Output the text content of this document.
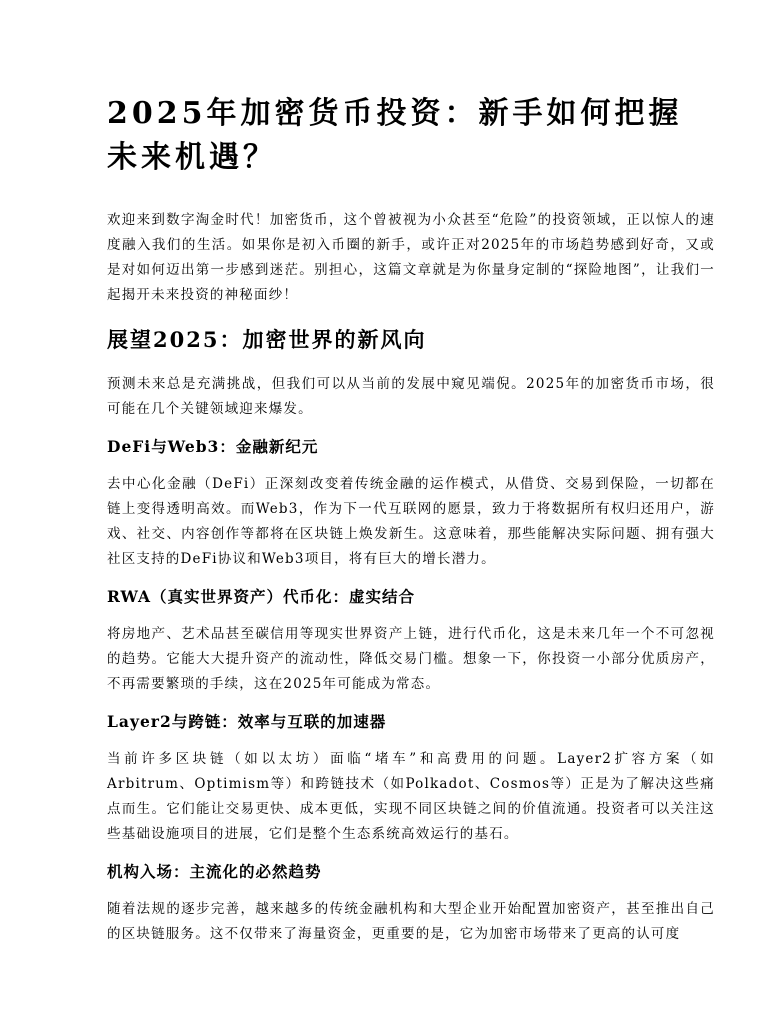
2025年加密货币投资：新手如何把握未来机遇？

欢迎来到数字淘金时代！加密货币，这个曾被视为小众甚至“危险”的投资领域，正以惊人的速度融入我们的生活。如果你是初入币圈的新手，或许正对2025年的市场趋势感到好奇，又或是对如何迈出第一步感到迷茫。别担心，这篇文章就是为你量身定制的“探险地图”，让我们一起揭开未来投资的神秘面纱！

展望2025：加密世界的新风向

预测未来总是充满挑战，但我们可以从当前的发展中窥见端倪。2025年的加密货币市场，很可能在几个关键领域迎来爆发。

DeFi与Web3：金融新纪元

去中心化金融（DeFi）正深刻改变着传统金融的运作模式，从借贷、交易到保险，一切都在链上变得透明高效。而Web3，作为下一代互联网的愿景，致力于将数据所有权归还用户，游戏、社交、内容创作等都将在区块链上焕发新生。这意味着，那些能解决实际问题、拥有强大社区支持的DeFi协议和Web3项目，将有巨大的增长潜力。

RWA（真实世界资产）代币化：虚实结合

将房地产、艺术品甚至碳信用等现实世界资产上链，进行代币化，这是未来几年一个不可忽视的趋势。它能大大提升资产的流动性，降低交易门槛。想象一下，你投资一小部分优质房产，不再需要繁琐的手续，这在2025年可能成为常态。

Layer2与跨链：效率与互联的加速器

当前许多区块链（如以太坊）面临“堵车”和高费用的问题。Layer2扩容方案（如Arbitrum、Optimism等）和跨链技术（如Polkadot、Cosmos等）正是为了解决这些痛点而生。它们能让交易更快、成本更低，实现不同区块链之间的价值流通。投资者可以关注这些基础设施项目的进展，它们是整个生态系统高效运行的基石。

机构入场：主流化的必然趋势

随着法规的逐步完善，越来越多的传统金融机构和大型企业开始配置加密资产，甚至推出自己的区块链服务。这不仅带来了海量资金，更重要的是，它为加密市场带来了更高的认可度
# # # # # # #
__Task objective__
Print the records above exactly as they stand, but leave out the pictures.

__Response below__
Output the text content of this document.
2025年加密货币投资：新手如何把握未来机遇？

欢迎来到数字淘金时代！加密货币，这个曾被视为小众甚至“危险”的投资领域，正以惊人的速度融入我们的生活。如果你是初入币圈的新手，或许正对2025年的市场趋势感到好奇，又或是对如何迈出第一步感到迷茫。别担心，这篇文章就是为你量身定制的“探险地图”，让我们一起揭开未来投资的神秘面纱！

展望2025：加密世界的新风向

预测未来总是充满挑战，但我们可以从当前的发展中窥见端倪。2025年的加密货币市场，很可能在几个关键领域迎来爆发。

DeFi与Web3：金融新纪元

去中心化金融（DeFi）正深刻改变着传统金融的运作模式，从借贷、交易到保险，一切都在链上变得透明高效。而Web3，作为下一代互联网的愿景，致力于将数据所有权归还用户，游戏、社交、内容创作等都将在区块链上焕发新生。这意味着，那些能解决实际问题、拥有强大社区支持的DeFi协议和Web3项目，将有巨大的增长潜力。

RWA（真实世界资产）代币化：虚实结合

将房地产、艺术品甚至碳信用等现实世界资产上链，进行代币化，这是未来几年一个不可忽视的趋势。它能大大提升资产的流动性，降低交易门槛。想象一下，你投资一小部分优质房产，不再需要繁琐的手续，这在2025年可能成为常态。

Layer2与跨链：效率与互联的加速器

当前许多区块链（如以太坊）面临“堵车”和高费用的问题。Layer2扩容方案（如Arbitrum、Optimism等）和跨链技术（如Polkadot、Cosmos等）正是为了解决这些痛点而生。它们能让交易更快、成本更低，实现不同区块链之间的价值流通。投资者可以关注这些基础设施项目的进展，它们是整个生态系统高效运行的基石。

机构入场：主流化的必然趋势

随着法规的逐步完善，越来越多的传统金融机构和大型企业开始配置加密资产，甚至推出自己的区块链服务。这不仅带来了海量资金，更重要的是，它为加密市场带来了更高的认可度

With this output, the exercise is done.